== Records to use

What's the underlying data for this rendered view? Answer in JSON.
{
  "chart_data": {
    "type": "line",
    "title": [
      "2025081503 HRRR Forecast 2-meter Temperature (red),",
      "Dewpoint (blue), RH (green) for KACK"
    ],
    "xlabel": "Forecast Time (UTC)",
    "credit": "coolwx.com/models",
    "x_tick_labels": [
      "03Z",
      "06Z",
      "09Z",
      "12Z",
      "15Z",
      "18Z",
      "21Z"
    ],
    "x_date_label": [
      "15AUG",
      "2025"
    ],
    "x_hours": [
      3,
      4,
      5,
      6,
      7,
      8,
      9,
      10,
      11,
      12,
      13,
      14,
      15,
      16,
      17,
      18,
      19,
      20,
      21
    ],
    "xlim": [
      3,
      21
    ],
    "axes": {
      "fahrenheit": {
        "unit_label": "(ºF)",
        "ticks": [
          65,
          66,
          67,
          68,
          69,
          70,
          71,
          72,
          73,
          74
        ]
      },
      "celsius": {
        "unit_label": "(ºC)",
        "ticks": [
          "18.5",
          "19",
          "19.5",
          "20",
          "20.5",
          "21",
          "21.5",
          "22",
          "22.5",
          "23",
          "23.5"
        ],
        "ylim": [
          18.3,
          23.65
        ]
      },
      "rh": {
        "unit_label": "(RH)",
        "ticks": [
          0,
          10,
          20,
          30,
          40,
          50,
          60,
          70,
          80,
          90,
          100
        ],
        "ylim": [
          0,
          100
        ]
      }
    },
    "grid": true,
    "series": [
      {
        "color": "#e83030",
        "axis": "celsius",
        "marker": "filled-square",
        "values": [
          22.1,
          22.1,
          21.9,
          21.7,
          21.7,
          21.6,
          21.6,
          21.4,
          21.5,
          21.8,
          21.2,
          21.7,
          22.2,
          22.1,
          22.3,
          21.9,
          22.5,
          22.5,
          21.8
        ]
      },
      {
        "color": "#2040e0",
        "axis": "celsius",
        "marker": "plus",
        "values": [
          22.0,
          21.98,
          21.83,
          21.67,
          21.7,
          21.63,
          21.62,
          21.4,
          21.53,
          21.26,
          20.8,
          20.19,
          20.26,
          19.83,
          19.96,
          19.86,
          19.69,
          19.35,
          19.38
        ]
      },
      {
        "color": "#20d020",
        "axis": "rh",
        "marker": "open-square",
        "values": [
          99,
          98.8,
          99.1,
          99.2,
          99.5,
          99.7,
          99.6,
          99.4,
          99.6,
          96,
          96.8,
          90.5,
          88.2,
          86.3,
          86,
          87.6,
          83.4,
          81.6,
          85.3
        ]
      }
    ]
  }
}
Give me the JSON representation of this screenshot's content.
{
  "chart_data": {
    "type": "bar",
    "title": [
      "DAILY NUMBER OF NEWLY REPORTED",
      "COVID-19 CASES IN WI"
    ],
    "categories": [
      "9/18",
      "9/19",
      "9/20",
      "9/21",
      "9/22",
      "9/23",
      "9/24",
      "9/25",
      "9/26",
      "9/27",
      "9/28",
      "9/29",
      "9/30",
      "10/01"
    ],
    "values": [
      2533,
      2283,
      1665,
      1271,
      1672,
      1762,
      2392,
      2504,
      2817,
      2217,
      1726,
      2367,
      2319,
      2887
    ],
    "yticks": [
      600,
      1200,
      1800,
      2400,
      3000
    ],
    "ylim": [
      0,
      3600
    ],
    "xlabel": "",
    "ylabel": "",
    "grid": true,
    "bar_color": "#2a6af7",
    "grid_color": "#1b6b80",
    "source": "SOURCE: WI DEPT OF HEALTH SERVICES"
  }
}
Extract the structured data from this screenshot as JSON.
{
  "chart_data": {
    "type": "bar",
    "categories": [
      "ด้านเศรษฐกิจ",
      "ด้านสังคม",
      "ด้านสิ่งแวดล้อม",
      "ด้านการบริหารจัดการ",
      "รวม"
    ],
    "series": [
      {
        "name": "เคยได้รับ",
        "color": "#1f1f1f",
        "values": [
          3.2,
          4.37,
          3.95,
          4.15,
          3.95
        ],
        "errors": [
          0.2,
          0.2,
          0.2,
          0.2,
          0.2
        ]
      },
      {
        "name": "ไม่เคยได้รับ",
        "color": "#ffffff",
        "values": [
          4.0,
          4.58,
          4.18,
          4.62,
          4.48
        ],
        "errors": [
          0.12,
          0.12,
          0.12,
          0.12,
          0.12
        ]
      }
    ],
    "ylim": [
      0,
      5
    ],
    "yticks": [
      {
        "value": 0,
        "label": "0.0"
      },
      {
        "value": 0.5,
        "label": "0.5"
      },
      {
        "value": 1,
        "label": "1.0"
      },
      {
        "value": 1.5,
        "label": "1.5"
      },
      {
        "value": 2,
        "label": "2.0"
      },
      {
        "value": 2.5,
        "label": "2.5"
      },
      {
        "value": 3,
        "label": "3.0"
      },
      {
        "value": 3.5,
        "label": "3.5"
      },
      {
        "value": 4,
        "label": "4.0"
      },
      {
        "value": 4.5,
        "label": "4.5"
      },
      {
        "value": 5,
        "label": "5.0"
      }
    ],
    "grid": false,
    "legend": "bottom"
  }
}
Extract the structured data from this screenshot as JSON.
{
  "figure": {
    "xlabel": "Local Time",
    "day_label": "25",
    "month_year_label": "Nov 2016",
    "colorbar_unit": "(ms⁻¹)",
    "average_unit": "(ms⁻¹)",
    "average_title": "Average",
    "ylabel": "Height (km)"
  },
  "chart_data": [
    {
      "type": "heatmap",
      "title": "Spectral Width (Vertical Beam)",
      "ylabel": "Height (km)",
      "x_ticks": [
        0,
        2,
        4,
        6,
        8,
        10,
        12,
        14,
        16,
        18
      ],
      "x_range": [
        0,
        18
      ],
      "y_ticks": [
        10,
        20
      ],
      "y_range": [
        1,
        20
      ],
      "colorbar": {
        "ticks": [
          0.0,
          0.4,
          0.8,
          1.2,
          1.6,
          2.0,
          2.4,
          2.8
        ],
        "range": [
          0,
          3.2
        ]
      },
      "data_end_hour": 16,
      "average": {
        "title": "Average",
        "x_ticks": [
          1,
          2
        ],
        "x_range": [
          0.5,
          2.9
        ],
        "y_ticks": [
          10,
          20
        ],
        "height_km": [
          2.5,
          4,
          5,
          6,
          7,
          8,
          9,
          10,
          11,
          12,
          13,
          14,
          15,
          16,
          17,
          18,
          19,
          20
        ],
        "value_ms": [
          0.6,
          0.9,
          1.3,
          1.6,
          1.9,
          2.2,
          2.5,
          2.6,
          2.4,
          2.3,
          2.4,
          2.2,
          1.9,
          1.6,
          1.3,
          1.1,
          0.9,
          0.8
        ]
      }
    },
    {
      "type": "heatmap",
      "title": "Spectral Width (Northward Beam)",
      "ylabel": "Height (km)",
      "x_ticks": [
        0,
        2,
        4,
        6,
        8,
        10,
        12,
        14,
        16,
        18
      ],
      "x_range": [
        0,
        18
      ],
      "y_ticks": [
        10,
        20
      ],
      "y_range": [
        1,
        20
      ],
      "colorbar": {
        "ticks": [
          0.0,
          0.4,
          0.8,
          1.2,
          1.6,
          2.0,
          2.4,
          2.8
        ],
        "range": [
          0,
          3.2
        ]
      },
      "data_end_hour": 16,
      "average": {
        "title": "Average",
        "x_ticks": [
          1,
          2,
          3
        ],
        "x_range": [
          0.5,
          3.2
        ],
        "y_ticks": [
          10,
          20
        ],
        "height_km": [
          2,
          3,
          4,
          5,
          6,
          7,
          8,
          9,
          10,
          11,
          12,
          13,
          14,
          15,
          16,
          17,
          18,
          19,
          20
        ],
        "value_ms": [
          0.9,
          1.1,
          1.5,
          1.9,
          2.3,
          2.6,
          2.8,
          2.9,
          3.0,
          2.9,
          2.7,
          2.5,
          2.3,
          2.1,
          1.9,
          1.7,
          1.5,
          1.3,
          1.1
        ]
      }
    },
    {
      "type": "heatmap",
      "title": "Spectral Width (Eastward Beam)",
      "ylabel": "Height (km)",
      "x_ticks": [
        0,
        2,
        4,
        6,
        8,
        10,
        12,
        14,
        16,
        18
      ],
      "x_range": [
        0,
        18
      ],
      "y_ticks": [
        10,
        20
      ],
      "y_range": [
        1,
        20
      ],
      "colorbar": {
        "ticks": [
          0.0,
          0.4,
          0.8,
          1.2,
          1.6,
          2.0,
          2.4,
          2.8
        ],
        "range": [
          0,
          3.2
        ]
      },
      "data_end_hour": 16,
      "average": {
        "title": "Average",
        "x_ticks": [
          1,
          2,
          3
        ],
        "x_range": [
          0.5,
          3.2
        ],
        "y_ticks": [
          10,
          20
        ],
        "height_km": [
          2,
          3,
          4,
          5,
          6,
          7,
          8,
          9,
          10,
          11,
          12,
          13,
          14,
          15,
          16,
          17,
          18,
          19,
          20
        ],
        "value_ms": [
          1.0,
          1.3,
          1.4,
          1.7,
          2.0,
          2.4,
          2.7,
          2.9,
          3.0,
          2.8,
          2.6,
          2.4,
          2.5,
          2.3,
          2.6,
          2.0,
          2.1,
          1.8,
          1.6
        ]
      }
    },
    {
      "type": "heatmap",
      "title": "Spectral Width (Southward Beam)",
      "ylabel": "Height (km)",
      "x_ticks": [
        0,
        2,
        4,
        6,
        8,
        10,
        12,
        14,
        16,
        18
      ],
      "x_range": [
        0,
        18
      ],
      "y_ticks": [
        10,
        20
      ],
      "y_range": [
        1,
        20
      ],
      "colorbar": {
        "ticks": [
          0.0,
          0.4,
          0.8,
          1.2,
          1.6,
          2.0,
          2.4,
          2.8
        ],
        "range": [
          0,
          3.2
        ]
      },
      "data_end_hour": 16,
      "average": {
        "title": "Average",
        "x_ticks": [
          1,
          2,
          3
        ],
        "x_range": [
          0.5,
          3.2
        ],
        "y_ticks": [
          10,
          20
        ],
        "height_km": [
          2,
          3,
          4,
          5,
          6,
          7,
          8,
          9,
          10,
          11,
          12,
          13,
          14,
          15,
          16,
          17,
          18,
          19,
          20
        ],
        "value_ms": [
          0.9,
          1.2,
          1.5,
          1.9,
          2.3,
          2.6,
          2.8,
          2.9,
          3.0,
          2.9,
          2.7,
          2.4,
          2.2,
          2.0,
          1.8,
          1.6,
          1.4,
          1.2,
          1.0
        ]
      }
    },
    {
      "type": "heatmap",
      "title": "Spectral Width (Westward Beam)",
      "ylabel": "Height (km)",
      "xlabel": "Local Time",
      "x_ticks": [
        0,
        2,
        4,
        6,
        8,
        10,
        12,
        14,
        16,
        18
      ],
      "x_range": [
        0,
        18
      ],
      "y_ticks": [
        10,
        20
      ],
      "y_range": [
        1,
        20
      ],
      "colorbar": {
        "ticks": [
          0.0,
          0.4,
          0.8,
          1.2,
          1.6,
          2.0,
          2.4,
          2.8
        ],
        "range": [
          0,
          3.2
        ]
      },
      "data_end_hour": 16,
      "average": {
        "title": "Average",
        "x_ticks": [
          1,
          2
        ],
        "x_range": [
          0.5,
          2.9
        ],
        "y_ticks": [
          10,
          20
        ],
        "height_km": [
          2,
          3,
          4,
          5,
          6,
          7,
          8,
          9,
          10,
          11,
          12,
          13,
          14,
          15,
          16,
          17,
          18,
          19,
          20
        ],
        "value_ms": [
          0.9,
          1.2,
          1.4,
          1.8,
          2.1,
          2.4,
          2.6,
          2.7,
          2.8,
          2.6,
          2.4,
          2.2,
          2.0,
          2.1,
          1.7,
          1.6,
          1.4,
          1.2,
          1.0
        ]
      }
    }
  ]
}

====

> _Task brief_: Show each line of the data that contains the string "JSON".

> _Result of the exercise_:
What's the underlying data for this rendered view? Answer in JSON.
Give me the JSON representation of this screenshot's content.
Extract the structured data from this screenshot as JSON.
Extract the structured data from this screenshot as JSON.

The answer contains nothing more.